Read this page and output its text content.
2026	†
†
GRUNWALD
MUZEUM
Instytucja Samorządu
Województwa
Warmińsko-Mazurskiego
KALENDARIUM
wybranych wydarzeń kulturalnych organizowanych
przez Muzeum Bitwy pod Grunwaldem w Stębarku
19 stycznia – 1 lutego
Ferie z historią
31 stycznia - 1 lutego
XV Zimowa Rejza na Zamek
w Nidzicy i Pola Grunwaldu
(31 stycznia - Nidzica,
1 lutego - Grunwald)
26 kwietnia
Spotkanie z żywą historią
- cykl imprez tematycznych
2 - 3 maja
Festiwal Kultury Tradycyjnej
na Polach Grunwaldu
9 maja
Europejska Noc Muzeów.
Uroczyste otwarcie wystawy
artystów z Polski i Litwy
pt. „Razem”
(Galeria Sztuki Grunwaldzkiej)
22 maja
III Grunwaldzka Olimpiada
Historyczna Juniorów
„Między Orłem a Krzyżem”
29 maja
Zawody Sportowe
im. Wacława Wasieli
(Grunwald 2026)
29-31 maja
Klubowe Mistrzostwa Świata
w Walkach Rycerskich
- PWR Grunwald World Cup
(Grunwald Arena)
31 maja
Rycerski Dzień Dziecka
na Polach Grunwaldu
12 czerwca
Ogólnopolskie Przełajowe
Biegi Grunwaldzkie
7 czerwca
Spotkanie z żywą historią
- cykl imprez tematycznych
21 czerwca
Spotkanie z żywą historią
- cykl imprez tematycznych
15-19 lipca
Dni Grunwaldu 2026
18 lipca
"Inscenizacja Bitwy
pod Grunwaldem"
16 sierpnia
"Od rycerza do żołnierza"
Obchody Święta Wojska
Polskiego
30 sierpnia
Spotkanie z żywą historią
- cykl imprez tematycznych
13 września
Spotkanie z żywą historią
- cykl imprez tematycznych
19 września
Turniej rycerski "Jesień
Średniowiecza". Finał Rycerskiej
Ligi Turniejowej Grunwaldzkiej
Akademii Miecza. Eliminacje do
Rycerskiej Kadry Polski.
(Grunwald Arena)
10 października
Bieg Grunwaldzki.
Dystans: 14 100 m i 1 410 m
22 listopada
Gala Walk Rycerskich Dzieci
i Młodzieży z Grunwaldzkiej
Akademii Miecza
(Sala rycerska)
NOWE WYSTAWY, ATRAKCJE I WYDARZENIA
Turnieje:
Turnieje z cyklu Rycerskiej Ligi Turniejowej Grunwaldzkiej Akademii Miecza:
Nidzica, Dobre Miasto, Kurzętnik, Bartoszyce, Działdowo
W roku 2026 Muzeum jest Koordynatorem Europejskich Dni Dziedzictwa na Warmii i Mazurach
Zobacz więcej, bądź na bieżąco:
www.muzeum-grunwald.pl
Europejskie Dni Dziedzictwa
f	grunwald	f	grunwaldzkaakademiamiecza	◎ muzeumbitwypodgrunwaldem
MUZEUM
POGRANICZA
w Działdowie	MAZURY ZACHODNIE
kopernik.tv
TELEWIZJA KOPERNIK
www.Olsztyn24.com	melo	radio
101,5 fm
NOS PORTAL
================
What to do. Reproduce the material above, every line of it, exactly.

Output for this task.
Read this page and output its text content.
2026	†
†
GRUNWALD
MUZEUM
Instytucja Samorządu
Województwa
Warmińsko-Mazurskiego
KALENDARIUM
wybranych wydarzeń kulturalnych organizowanych
przez Muzeum Bitwy pod Grunwaldem w Stębarku
19 stycznia – 1 lutego
Ferie z historią
31 stycznia - 1 lutego
XV Zimowa Rejza na Zamek
w Nidzicy i Pola Grunwaldu
(31 stycznia - Nidzica,
1 lutego - Grunwald)
26 kwietnia
Spotkanie z żywą historią
- cykl imprez tematycznych
2 - 3 maja
Festiwal Kultury Tradycyjnej
na Polach Grunwaldu
9 maja
Europejska Noc Muzeów.
Uroczyste otwarcie wystawy
artystów z Polski i Litwy
pt. „Razem”
(Galeria Sztuki Grunwaldzkiej)
22 maja
III Grunwaldzka Olimpiada
Historyczna Juniorów
„Między Orłem a Krzyżem”
29 maja
Zawody Sportowe
im. Wacława Wasieli
(Grunwald 2026)
29-31 maja
Klubowe Mistrzostwa Świata
w Walkach Rycerskich
- PWR Grunwald World Cup
(Grunwald Arena)
31 maja
Rycerski Dzień Dziecka
na Polach Grunwaldu
12 czerwca
Ogólnopolskie Przełajowe
Biegi Grunwaldzkie
7 czerwca
Spotkanie z żywą historią
- cykl imprez tematycznych
21 czerwca
Spotkanie z żywą historią
- cykl imprez tematycznych
15-19 lipca
Dni Grunwaldu 2026
18 lipca
"Inscenizacja Bitwy
pod Grunwaldem"
16 sierpnia
"Od rycerza do żołnierza"
Obchody Święta Wojska
Polskiego
30 sierpnia
Spotkanie z żywą historią
- cykl imprez tematycznych
13 września
Spotkanie z żywą historią
- cykl imprez tematycznych
19 września
Turniej rycerski "Jesień
Średniowiecza". Finał Rycerskiej
Ligi Turniejowej Grunwaldzkiej
Akademii Miecza. Eliminacje do
Rycerskiej Kadry Polski.
(Grunwald Arena)
10 października
Bieg Grunwaldzki.
Dystans: 14 100 m i 1 410 m
22 listopada
Gala Walk Rycerskich Dzieci
i Młodzieży z Grunwaldzkiej
Akademii Miecza
(Sala rycerska)
NOWE WYSTAWY, ATRAKCJE I WYDARZENIA
Turnieje:
Turnieje z cyklu Rycerskiej Ligi Turniejowej Grunwaldzkiej Akademii Miecza:
Nidzica, Dobre Miasto, Kurzętnik, Bartoszyce, Działdowo
W roku 2026 Muzeum jest Koordynatorem Europejskich Dni Dziedzictwa na Warmii i Mazurach
Zobacz więcej, bądź na bieżąco:
www.muzeum-grunwald.pl
Europejskie Dni Dziedzictwa
f	grunwald	f	grunwaldzkaakademiamiecza	◎ muzeumbitwypodgrunwaldem
MUZEUM
POGRANICZA
w Działdowie	MAZURY ZACHODNIE
kopernik.tv
TELEWIZJA KOPERNIK
www.Olsztyn24.com	melo	radio
101,5 fm
NOS PORTAL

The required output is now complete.